Collection entries:
---+---

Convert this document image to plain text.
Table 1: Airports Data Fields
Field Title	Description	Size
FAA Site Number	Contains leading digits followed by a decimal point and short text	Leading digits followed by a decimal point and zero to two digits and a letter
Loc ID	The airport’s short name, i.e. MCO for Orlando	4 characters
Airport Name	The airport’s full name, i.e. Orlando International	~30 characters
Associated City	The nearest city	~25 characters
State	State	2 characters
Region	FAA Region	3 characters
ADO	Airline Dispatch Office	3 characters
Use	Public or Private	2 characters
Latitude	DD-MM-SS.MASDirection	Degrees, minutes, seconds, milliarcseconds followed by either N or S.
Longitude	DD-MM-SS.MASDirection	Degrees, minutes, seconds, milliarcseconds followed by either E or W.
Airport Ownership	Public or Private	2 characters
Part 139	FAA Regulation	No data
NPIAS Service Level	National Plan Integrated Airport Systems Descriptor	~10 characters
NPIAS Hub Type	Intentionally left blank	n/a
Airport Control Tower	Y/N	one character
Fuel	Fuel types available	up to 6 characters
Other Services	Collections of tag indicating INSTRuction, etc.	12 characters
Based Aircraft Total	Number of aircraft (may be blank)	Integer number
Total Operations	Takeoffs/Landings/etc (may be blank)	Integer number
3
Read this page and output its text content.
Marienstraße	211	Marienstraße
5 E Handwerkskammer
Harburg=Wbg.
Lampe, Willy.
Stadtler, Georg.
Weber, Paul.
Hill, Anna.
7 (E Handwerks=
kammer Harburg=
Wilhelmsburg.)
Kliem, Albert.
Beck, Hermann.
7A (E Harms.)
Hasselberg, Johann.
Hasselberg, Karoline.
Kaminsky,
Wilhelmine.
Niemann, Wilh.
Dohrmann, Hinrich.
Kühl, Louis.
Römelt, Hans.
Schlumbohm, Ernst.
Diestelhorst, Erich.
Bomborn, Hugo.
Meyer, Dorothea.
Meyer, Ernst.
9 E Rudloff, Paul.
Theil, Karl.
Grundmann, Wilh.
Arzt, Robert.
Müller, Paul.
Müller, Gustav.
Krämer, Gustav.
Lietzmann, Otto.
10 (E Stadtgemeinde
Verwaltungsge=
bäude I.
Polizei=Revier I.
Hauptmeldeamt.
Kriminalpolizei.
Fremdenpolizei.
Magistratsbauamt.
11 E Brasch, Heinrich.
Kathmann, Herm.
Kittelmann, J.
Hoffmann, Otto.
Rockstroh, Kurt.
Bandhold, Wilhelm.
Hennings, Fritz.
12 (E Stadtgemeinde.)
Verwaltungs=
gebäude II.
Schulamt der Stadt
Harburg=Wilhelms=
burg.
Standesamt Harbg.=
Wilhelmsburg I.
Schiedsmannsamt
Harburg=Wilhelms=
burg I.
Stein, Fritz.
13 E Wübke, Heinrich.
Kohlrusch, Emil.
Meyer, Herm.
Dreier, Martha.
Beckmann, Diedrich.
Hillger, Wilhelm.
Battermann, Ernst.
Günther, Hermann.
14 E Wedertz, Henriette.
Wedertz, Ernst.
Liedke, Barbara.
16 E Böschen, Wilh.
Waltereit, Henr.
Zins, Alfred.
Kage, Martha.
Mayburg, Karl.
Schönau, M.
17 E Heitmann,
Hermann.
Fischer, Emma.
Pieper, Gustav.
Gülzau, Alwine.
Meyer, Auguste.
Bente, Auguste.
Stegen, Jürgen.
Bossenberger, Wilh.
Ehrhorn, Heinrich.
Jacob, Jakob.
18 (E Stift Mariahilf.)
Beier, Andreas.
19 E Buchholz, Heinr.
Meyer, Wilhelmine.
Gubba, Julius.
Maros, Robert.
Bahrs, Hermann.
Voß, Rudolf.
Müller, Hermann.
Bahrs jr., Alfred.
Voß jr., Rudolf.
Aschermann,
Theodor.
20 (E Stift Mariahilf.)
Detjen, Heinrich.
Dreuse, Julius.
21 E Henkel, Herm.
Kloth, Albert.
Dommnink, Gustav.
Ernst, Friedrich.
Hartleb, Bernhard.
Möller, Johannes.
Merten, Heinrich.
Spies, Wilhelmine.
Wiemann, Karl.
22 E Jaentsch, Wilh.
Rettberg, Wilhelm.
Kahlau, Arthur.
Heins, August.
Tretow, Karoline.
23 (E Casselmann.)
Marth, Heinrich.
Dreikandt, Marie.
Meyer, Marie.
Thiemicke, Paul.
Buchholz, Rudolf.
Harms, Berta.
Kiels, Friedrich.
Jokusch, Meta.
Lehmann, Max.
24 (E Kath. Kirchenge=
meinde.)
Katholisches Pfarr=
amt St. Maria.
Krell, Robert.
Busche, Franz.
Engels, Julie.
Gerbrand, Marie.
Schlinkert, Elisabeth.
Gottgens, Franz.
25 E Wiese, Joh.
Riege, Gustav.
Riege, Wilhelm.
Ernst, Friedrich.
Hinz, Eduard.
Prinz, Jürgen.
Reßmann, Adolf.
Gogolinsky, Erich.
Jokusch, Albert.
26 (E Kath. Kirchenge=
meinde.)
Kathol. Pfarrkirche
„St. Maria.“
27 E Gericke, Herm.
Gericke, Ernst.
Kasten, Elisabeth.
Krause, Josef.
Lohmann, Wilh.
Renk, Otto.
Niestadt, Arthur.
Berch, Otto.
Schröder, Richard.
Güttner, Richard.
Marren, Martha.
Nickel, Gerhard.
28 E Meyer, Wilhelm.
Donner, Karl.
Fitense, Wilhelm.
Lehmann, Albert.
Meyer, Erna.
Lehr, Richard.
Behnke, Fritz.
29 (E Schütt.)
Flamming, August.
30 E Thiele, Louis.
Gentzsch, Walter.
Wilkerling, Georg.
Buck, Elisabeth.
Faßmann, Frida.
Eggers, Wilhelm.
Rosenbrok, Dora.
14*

---+---

→ **Task goal**
Emit the records above again, exactly, with no line skipped.

→ **Answer to the problem**
Convert this document image to plain text.
Table 1: Airports Data Fields
Field Title	Description	Size
FAA Site Number	Contains leading digits followed by a decimal point and short text	Leading digits followed by a decimal point and zero to two digits and a letter
Loc ID	The airport’s short name, i.e. MCO for Orlando	4 characters
Airport Name	The airport’s full name, i.e. Orlando International	~30 characters
Associated City	The nearest city	~25 characters
State	State	2 characters
Region	FAA Region	3 characters
ADO	Airline Dispatch Office	3 characters
Use	Public or Private	2 characters
Latitude	DD-MM-SS.MASDirection	Degrees, minutes, seconds, milliarcseconds followed by either N or S.
Longitude	DD-MM-SS.MASDirection	Degrees, minutes, seconds, milliarcseconds followed by either E or W.
Airport Ownership	Public or Private	2 characters
Part 139	FAA Regulation	No data
NPIAS Service Level	National Plan Integrated Airport Systems Descriptor	~10 characters
NPIAS Hub Type	Intentionally left blank	n/a
Airport Control Tower	Y/N	one character
Fuel	Fuel types available	up to 6 characters
Other Services	Collections of tag indicating INSTRuction, etc.	12 characters
Based Aircraft Total	Number of aircraft (may be blank)	Integer number
Total Operations	Takeoffs/Landings/etc (may be blank)	Integer number
3
Read this page and output its text content.
Marienstraße	211	Marienstraße
5 E Handwerkskammer
Harburg=Wbg.
Lampe, Willy.
Stadtler, Georg.
Weber, Paul.
Hill, Anna.
7 (E Handwerks=
kammer Harburg=
Wilhelmsburg.)
Kliem, Albert.
Beck, Hermann.
7A (E Harms.)
Hasselberg, Johann.
Hasselberg, Karoline.
Kaminsky,
Wilhelmine.
Niemann, Wilh.
Dohrmann, Hinrich.
Kühl, Louis.
Römelt, Hans.
Schlumbohm, Ernst.
Diestelhorst, Erich.
Bomborn, Hugo.
Meyer, Dorothea.
Meyer, Ernst.
9 E Rudloff, Paul.
Theil, Karl.
Grundmann, Wilh.
Arzt, Robert.
Müller, Paul.
Müller, Gustav.
Krämer, Gustav.
Lietzmann, Otto.
10 (E Stadtgemeinde
Verwaltungsge=
bäude I.
Polizei=Revier I.
Hauptmeldeamt.
Kriminalpolizei.
Fremdenpolizei.
Magistratsbauamt.
11 E Brasch, Heinrich.
Kathmann, Herm.
Kittelmann, J.
Hoffmann, Otto.
Rockstroh, Kurt.
Bandhold, Wilhelm.
Hennings, Fritz.
12 (E Stadtgemeinde.)
Verwaltungs=
gebäude II.
Schulamt der Stadt
Harburg=Wilhelms=
burg.
Standesamt Harbg.=
Wilhelmsburg I.
Schiedsmannsamt
Harburg=Wilhelms=
burg I.
Stein, Fritz.
13 E Wübke, Heinrich.
Kohlrusch, Emil.
Meyer, Herm.
Dreier, Martha.
Beckmann, Diedrich.
Hillger, Wilhelm.
Battermann, Ernst.
Günther, Hermann.
14 E Wedertz, Henriette.
Wedertz, Ernst.
Liedke, Barbara.
16 E Böschen, Wilh.
Waltereit, Henr.
Zins, Alfred.
Kage, Martha.
Mayburg, Karl.
Schönau, M.
17 E Heitmann,
Hermann.
Fischer, Emma.
Pieper, Gustav.
Gülzau, Alwine.
Meyer, Auguste.
Bente, Auguste.
Stegen, Jürgen.
Bossenberger, Wilh.
Ehrhorn, Heinrich.
Jacob, Jakob.
18 (E Stift Mariahilf.)
Beier, Andreas.
19 E Buchholz, Heinr.
Meyer, Wilhelmine.
Gubba, Julius.
Maros, Robert.
Bahrs, Hermann.
Voß, Rudolf.
Müller, Hermann.
Bahrs jr., Alfred.
Voß jr., Rudolf.
Aschermann,
Theodor.
20 (E Stift Mariahilf.)
Detjen, Heinrich.
Dreuse, Julius.
21 E Henkel, Herm.
Kloth, Albert.
Dommnink, Gustav.
Ernst, Friedrich.
Hartleb, Bernhard.
Möller, Johannes.
Merten, Heinrich.
Spies, Wilhelmine.
Wiemann, Karl.
22 E Jaentsch, Wilh.
Rettberg, Wilhelm.
Kahlau, Arthur.
Heins, August.
Tretow, Karoline.
23 (E Casselmann.)
Marth, Heinrich.
Dreikandt, Marie.
Meyer, Marie.
Thiemicke, Paul.
Buchholz, Rudolf.
Harms, Berta.
Kiels, Friedrich.
Jokusch, Meta.
Lehmann, Max.
24 (E Kath. Kirchenge=
meinde.)
Katholisches Pfarr=
amt St. Maria.
Krell, Robert.
Busche, Franz.
Engels, Julie.
Gerbrand, Marie.
Schlinkert, Elisabeth.
Gottgens, Franz.
25 E Wiese, Joh.
Riege, Gustav.
Riege, Wilhelm.
Ernst, Friedrich.
Hinz, Eduard.
Prinz, Jürgen.
Reßmann, Adolf.
Gogolinsky, Erich.
Jokusch, Albert.
26 (E Kath. Kirchenge=
meinde.)
Kathol. Pfarrkirche
„St. Maria.“
27 E Gericke, Herm.
Gericke, Ernst.
Kasten, Elisabeth.
Krause, Josef.
Lohmann, Wilh.
Renk, Otto.
Niestadt, Arthur.
Berch, Otto.
Schröder, Richard.
Güttner, Richard.
Marren, Martha.
Nickel, Gerhard.
28 E Meyer, Wilhelm.
Donner, Karl.
Fitense, Wilhelm.
Lehmann, Albert.
Meyer, Erna.
Lehr, Richard.
Behnke, Fritz.
29 (E Schütt.)
Flamming, August.
30 E Thiele, Louis.
Gentzsch, Walter.
Wilkerling, Georg.
Buck, Elisabeth.
Faßmann, Frida.
Eggers, Wilhelm.
Rosenbrok, Dora.
14*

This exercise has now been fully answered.